**INSTRUCTION**
Write out each entry again. Keep every word exactly as it is.

**EXERCISE MATERIALS**
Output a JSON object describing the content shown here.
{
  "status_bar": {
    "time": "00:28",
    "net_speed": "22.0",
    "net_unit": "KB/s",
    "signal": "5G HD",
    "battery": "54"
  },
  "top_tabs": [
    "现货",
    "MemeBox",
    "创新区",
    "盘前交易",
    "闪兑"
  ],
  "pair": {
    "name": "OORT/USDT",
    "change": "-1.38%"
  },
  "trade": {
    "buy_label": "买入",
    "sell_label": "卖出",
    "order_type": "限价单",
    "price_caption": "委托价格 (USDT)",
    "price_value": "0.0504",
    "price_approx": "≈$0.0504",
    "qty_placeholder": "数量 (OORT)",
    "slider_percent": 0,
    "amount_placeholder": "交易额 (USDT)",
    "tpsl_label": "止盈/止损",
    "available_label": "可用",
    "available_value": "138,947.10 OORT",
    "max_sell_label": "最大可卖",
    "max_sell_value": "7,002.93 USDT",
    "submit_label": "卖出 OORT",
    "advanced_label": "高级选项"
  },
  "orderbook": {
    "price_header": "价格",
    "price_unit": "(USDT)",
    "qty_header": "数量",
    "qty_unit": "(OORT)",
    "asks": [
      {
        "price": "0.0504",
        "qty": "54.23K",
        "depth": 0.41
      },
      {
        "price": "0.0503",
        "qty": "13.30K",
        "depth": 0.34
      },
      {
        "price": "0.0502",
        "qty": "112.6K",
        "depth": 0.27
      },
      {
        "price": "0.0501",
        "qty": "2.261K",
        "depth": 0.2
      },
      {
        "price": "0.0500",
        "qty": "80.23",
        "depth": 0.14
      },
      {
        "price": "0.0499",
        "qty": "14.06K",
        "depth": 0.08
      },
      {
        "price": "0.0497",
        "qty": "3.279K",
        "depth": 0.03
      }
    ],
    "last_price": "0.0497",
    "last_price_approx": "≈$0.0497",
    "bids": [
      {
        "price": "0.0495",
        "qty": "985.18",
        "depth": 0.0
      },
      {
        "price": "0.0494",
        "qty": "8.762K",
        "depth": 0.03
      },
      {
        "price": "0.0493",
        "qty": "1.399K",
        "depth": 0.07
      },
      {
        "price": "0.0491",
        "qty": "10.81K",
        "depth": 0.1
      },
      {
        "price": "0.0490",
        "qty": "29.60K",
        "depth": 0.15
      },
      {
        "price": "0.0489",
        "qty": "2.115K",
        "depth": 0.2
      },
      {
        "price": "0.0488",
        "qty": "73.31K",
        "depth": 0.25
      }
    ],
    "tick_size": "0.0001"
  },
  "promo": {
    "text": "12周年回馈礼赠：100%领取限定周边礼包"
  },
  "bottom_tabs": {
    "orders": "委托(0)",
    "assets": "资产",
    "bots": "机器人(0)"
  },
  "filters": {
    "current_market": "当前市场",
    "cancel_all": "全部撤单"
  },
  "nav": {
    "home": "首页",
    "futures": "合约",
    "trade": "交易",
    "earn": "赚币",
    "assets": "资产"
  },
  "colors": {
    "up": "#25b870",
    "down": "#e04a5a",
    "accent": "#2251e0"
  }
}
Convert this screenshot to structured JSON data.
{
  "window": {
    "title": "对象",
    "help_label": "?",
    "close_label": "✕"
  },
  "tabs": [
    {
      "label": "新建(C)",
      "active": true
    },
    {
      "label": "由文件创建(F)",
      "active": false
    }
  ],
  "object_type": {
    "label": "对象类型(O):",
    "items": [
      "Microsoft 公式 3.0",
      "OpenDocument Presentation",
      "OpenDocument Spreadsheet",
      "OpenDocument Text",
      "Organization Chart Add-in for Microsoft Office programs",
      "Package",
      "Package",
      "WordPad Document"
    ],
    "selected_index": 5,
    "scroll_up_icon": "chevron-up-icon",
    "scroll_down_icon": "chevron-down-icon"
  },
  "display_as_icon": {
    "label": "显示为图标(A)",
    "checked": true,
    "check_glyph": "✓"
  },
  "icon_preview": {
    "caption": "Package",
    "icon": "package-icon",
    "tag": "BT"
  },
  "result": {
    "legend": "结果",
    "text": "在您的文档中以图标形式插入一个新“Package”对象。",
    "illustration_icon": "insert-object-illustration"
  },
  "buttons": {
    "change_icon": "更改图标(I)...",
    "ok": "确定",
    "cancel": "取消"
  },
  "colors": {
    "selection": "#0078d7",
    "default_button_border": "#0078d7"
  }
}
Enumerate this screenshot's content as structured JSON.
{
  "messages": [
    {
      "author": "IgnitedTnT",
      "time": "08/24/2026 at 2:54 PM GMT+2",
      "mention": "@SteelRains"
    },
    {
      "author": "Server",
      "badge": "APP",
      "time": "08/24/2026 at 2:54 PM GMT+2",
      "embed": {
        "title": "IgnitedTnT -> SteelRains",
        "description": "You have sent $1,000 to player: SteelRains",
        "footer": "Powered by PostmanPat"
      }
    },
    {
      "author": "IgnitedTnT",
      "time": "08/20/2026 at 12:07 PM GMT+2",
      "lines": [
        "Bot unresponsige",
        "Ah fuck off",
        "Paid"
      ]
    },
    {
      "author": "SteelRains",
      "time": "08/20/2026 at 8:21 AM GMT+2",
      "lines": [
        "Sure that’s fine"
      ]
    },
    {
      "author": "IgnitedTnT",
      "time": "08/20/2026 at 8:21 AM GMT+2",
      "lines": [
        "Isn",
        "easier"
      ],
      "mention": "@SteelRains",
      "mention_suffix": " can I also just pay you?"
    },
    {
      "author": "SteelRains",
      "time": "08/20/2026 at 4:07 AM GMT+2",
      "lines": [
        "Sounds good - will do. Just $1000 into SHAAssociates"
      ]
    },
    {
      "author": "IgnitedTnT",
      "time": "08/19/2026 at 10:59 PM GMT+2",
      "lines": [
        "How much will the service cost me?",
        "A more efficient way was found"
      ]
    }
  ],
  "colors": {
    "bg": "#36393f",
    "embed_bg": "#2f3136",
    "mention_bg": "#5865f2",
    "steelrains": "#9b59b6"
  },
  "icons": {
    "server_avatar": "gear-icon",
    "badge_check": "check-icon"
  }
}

**COMPLETED EXERCISE**
Output a JSON object describing the content shown here.
{
  "status_bar": {
    "time": "00:28",
    "net_speed": "22.0",
    "net_unit": "KB/s",
    "signal": "5G HD",
    "battery": "54"
  },
  "top_tabs": [
    "现货",
    "MemeBox",
    "创新区",
    "盘前交易",
    "闪兑"
  ],
  "pair": {
    "name": "OORT/USDT",
    "change": "-1.38%"
  },
  "trade": {
    "buy_label": "买入",
    "sell_label": "卖出",
    "order_type": "限价单",
    "price_caption": "委托价格 (USDT)",
    "price_value": "0.0504",
    "price_approx": "≈$0.0504",
    "qty_placeholder": "数量 (OORT)",
    "slider_percent": 0,
    "amount_placeholder": "交易额 (USDT)",
    "tpsl_label": "止盈/止损",
    "available_label": "可用",
    "available_value": "138,947.10 OORT",
    "max_sell_label": "最大可卖",
    "max_sell_value": "7,002.93 USDT",
    "submit_label": "卖出 OORT",
    "advanced_label": "高级选项"
  },
  "orderbook": {
    "price_header": "价格",
    "price_unit": "(USDT)",
    "qty_header": "数量",
    "qty_unit": "(OORT)",
    "asks": [
      {
        "price": "0.0504",
        "qty": "54.23K",
        "depth": 0.41
      },
      {
        "price": "0.0503",
        "qty": "13.30K",
        "depth": 0.34
      },
      {
        "price": "0.0502",
        "qty": "112.6K",
        "depth": 0.27
      },
      {
        "price": "0.0501",
        "qty": "2.261K",
        "depth": 0.2
      },
      {
        "price": "0.0500",
        "qty": "80.23",
        "depth": 0.14
      },
      {
        "price": "0.0499",
        "qty": "14.06K",
        "depth": 0.08
      },
      {
        "price": "0.0497",
        "qty": "3.279K",
        "depth": 0.03
      }
    ],
    "last_price": "0.0497",
    "last_price_approx": "≈$0.0497",
    "bids": [
      {
        "price": "0.0495",
        "qty": "985.18",
        "depth": 0.0
      },
      {
        "price": "0.0494",
        "qty": "8.762K",
        "depth": 0.03
      },
      {
        "price": "0.0493",
        "qty": "1.399K",
        "depth": 0.07
      },
      {
        "price": "0.0491",
        "qty": "10.81K",
        "depth": 0.1
      },
      {
        "price": "0.0490",
        "qty": "29.60K",
        "depth": 0.15
      },
      {
        "price": "0.0489",
        "qty": "2.115K",
        "depth": 0.2
      },
      {
        "price": "0.0488",
        "qty": "73.31K",
        "depth": 0.25
      }
    ],
    "tick_size": "0.0001"
  },
  "promo": {
    "text": "12周年回馈礼赠：100%领取限定周边礼包"
  },
  "bottom_tabs": {
    "orders": "委托(0)",
    "assets": "资产",
    "bots": "机器人(0)"
  },
  "filters": {
    "current_market": "当前市场",
    "cancel_all": "全部撤单"
  },
  "nav": {
    "home": "首页",
    "futures": "合约",
    "trade": "交易",
    "earn": "赚币",
    "assets": "资产"
  },
  "colors": {
    "up": "#25b870",
    "down": "#e04a5a",
    "accent": "#2251e0"
  }
}
Convert this screenshot to structured JSON data.
{
  "window": {
    "title": "对象",
    "help_label": "?",
    "close_label": "✕"
  },
  "tabs": [
    {
      "label": "新建(C)",
      "active": true
    },
    {
      "label": "由文件创建(F)",
      "active": false
    }
  ],
  "object_type": {
    "label": "对象类型(O):",
    "items": [
      "Microsoft 公式 3.0",
      "OpenDocument Presentation",
      "OpenDocument Spreadsheet",
      "OpenDocument Text",
      "Organization Chart Add-in for Microsoft Office programs",
      "Package",
      "Package",
      "WordPad Document"
    ],
    "selected_index": 5,
    "scroll_up_icon": "chevron-up-icon",
    "scroll_down_icon": "chevron-down-icon"
  },
  "display_as_icon": {
    "label": "显示为图标(A)",
    "checked": true,
    "check_glyph": "✓"
  },
  "icon_preview": {
    "caption": "Package",
    "icon": "package-icon",
    "tag": "BT"
  },
  "result": {
    "legend": "结果",
    "text": "在您的文档中以图标形式插入一个新“Package”对象。",
    "illustration_icon": "insert-object-illustration"
  },
  "buttons": {
    "change_icon": "更改图标(I)...",
    "ok": "确定",
    "cancel": "取消"
  },
  "colors": {
    "selection": "#0078d7",
    "default_button_border": "#0078d7"
  }
}
Enumerate this screenshot's content as structured JSON.
{
  "messages": [
    {
      "author": "IgnitedTnT",
      "time": "08/24/2026 at 2:54 PM GMT+2",
      "mention": "@SteelRains"
    },
    {
      "author": "Server",
      "badge": "APP",
      "time": "08/24/2026 at 2:54 PM GMT+2",
      "embed": {
        "title": "IgnitedTnT -> SteelRains",
        "description": "You have sent $1,000 to player: SteelRains",
        "footer": "Powered by PostmanPat"
      }
    },
    {
      "author": "IgnitedTnT",
      "time": "08/20/2026 at 12:07 PM GMT+2",
      "lines": [
        "Bot unresponsige",
        "Ah fuck off",
        "Paid"
      ]
    },
    {
      "author": "SteelRains",
      "time": "08/20/2026 at 8:21 AM GMT+2",
      "lines": [
        "Sure that’s fine"
      ]
    },
    {
      "author": "IgnitedTnT",
      "time": "08/20/2026 at 8:21 AM GMT+2",
      "lines": [
        "Isn",
        "easier"
      ],
      "mention": "@SteelRains",
      "mention_suffix": " can I also just pay you?"
    },
    {
      "author": "SteelRains",
      "time": "08/20/2026 at 4:07 AM GMT+2",
      "lines": [
        "Sounds good - will do. Just $1000 into SHAAssociates"
      ]
    },
    {
      "author": "IgnitedTnT",
      "time": "08/19/2026 at 10:59 PM GMT+2",
      "lines": [
        "How much will the service cost me?",
        "A more efficient way was found"
      ]
    }
  ],
  "colors": {
    "bg": "#36393f",
    "embed_bg": "#2f3136",
    "mention_bg": "#5865f2",
    "steelrains": "#9b59b6"
  },
  "icons": {
    "server_avatar": "gear-icon",
    "badge_check": "check-icon"
  }
}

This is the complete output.